§ **DATASET EXTRACT**:

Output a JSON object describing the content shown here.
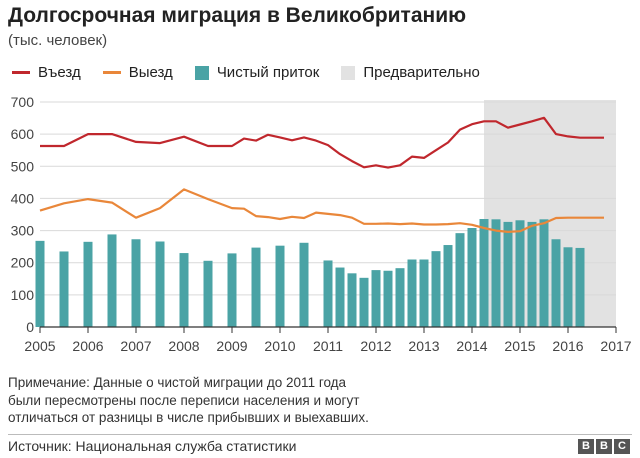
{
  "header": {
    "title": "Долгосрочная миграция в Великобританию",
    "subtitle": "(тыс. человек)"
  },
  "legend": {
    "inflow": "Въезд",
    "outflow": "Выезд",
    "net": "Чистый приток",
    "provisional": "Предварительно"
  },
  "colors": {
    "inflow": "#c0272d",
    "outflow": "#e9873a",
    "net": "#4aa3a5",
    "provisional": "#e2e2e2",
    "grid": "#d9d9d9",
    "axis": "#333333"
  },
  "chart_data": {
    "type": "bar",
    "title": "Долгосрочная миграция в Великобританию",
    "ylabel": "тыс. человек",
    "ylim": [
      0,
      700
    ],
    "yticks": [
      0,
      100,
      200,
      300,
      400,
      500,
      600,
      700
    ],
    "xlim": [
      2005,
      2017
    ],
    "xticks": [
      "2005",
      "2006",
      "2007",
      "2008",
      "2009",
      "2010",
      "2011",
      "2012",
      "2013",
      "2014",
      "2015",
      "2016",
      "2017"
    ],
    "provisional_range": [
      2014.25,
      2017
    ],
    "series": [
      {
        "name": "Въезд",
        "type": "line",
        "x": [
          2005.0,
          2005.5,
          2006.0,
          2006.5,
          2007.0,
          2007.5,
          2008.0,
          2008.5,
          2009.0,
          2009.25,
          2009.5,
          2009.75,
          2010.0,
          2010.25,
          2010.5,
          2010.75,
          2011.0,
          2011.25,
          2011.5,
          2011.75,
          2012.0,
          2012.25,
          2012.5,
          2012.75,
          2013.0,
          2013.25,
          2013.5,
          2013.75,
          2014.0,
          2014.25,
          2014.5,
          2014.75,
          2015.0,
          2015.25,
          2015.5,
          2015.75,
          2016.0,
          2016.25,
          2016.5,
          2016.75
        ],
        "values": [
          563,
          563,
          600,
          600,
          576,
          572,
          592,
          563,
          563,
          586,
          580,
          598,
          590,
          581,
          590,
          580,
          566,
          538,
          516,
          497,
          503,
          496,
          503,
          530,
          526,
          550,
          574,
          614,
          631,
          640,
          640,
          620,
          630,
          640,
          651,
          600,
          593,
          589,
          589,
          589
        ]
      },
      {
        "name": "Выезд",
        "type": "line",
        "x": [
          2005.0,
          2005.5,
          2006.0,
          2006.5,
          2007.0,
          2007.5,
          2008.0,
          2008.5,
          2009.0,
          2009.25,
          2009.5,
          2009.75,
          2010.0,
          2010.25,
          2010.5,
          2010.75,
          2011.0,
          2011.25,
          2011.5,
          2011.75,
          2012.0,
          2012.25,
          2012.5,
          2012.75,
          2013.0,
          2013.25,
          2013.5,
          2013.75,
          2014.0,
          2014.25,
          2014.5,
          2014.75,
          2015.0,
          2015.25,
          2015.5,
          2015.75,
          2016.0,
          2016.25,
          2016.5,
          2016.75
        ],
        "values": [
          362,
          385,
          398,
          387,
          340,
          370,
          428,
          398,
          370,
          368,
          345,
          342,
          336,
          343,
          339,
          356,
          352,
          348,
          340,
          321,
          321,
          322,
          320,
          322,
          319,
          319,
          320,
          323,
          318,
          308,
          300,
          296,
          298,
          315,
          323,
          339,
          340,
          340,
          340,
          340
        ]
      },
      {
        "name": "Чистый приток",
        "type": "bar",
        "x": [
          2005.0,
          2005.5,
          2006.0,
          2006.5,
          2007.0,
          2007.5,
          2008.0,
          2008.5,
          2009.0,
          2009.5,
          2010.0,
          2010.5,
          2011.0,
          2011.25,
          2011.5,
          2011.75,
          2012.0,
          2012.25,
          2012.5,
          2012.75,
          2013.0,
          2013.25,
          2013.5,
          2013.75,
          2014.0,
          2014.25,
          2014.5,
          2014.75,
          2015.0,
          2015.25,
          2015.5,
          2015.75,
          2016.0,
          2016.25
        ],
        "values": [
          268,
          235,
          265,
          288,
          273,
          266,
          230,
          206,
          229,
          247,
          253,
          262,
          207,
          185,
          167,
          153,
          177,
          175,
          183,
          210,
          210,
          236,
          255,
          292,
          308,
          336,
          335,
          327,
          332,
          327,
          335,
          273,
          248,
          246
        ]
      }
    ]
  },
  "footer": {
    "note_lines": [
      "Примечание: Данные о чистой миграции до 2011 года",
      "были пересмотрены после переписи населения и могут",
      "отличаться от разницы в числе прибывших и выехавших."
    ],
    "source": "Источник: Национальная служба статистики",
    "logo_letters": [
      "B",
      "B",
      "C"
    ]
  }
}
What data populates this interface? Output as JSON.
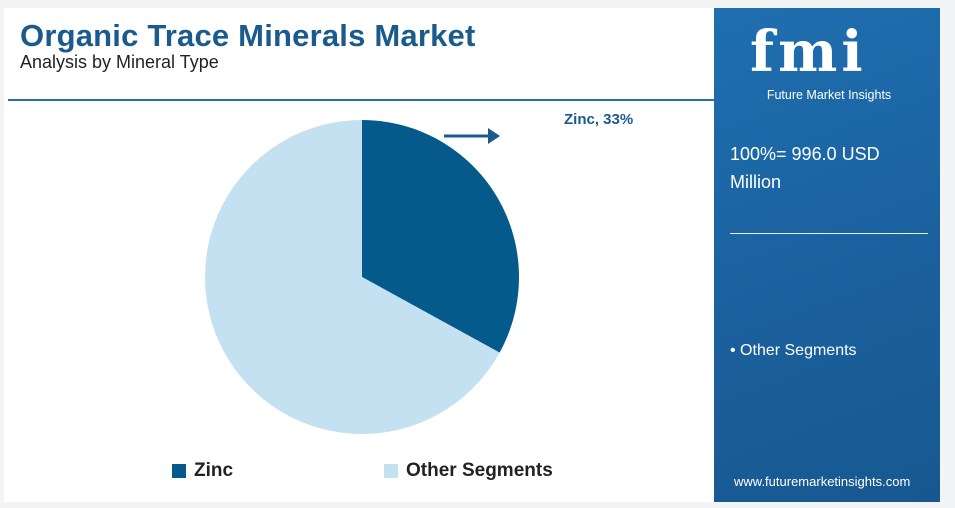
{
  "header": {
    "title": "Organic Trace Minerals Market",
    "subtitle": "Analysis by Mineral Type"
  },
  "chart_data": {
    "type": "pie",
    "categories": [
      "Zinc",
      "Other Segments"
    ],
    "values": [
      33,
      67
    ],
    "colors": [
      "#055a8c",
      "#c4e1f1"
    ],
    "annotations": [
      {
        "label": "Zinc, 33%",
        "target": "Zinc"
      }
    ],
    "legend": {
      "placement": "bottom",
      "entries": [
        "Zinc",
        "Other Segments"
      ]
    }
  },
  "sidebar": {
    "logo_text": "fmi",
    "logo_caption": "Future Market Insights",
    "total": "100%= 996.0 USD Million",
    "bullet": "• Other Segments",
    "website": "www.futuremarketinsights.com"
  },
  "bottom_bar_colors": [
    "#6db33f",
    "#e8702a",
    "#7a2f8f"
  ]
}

§ **DO THIS**: List each line holding the string "subtitle".

§ **THE RESPONSE**:
    "subtitle": "(тыс. человек)"
    "subtitle": "Analysis by Mineral Type"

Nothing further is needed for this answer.